Problem inside the triangle

Construction: Extended line segment $CD$ to a point $E$ such that $AB=DE$ . Also join points $B$ and $E$ to create $\triangle BDE$ Since $\angle DBC=20°$ and $\angle DCB=30°$ , by exterior angle theorem it follows that $\angle BDE=50°$ .

Observe that $\triangle ABC\cong \triangle DEB$ as $AB=DE$ , $AC=BD$ and $\angle CAB=\angle BDE=50°$ . This gives us $BE=BC \implies \angle BED =\angle BCD$ .

We finish it off with some simple angle chasing. Let $\angle DCA=\alpha \implies \angle DBA=80-\alpha$ due to angle sum property of $\triangle ABC$ . Also, $\angle DBE=\angle ACB=\alpha+30$ $\implies \angle BED=100-\alpha$ due to angle sum property of $\triangle DEB$ . Therefore, $\alpha=70°$ as we have already deduced that $\angle BED =\angle BCD=30°$

Therefore, the required angle $\boxed{\alpha=\angle DCA=70°}$

Let $\theta = \angle DCA$ , $a = BC$ , and $b = AC = BD$ .

REQUIRED TASK:
Extend the solution to the triangle angle problem, starting right after its last sentence, which defines $\theta$, $a$, and $b$.

(Collection entries)
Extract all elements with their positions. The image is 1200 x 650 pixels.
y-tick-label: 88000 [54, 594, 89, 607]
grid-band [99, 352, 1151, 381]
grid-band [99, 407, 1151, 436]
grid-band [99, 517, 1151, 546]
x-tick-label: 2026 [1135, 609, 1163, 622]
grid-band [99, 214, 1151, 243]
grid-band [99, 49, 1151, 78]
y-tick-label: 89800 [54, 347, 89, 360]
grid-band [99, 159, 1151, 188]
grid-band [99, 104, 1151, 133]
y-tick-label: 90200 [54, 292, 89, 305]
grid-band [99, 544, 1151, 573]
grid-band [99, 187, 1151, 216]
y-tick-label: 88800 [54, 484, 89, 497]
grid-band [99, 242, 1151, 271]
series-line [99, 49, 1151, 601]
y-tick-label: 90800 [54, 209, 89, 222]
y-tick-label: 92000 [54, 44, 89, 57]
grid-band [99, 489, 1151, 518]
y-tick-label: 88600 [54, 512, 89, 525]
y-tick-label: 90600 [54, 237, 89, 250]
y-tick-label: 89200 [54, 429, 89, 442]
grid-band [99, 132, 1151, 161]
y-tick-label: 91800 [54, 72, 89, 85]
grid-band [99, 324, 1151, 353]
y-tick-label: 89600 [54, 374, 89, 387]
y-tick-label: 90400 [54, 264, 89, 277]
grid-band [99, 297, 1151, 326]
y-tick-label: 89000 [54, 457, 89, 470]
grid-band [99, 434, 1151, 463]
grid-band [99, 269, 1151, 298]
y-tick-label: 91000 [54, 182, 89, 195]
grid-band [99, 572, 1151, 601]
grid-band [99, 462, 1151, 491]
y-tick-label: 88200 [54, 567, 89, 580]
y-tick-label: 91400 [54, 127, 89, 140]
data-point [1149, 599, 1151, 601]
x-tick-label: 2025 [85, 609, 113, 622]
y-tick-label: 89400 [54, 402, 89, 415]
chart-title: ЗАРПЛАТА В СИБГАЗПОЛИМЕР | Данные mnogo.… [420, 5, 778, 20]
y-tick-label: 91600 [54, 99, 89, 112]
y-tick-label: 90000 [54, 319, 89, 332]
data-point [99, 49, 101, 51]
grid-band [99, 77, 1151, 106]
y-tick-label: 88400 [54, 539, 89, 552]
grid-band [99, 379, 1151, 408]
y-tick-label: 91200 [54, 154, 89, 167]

SOLVED EXERCISE:
By the angle sum of $\triangle BCD$ , $\angle BDC = 180° - 20° - 30° = 130°$ , and by the angle sum of $\triangle ABC$ , $\angle ABC = 180° - 50° - (30° + \theta) = 100° - \theta$ .

By the law of sines on $\triangle BCD$ , $\cfrac{\sin 130°}{a} = \cfrac{\sin 30°}{b}$ , and by the law of sines on $\triangle ABC$ , $\cfrac{\sin 50°}{a} = \cfrac{\sin (100° - \theta)}{b}$ .

Since $\sin 130° = \sin 50°$ , $\cfrac{\sin 30°}{b} = \cfrac{\sin 130°}{a} = \cfrac{\sin 50°}{a} = \cfrac{\sin (100° - \theta)}{b}$ , so that $\sin 30° = \sin (100° - \theta)$ , which solves to $\theta = \boxed{70°}$ for $0 < \theta < 180°$ .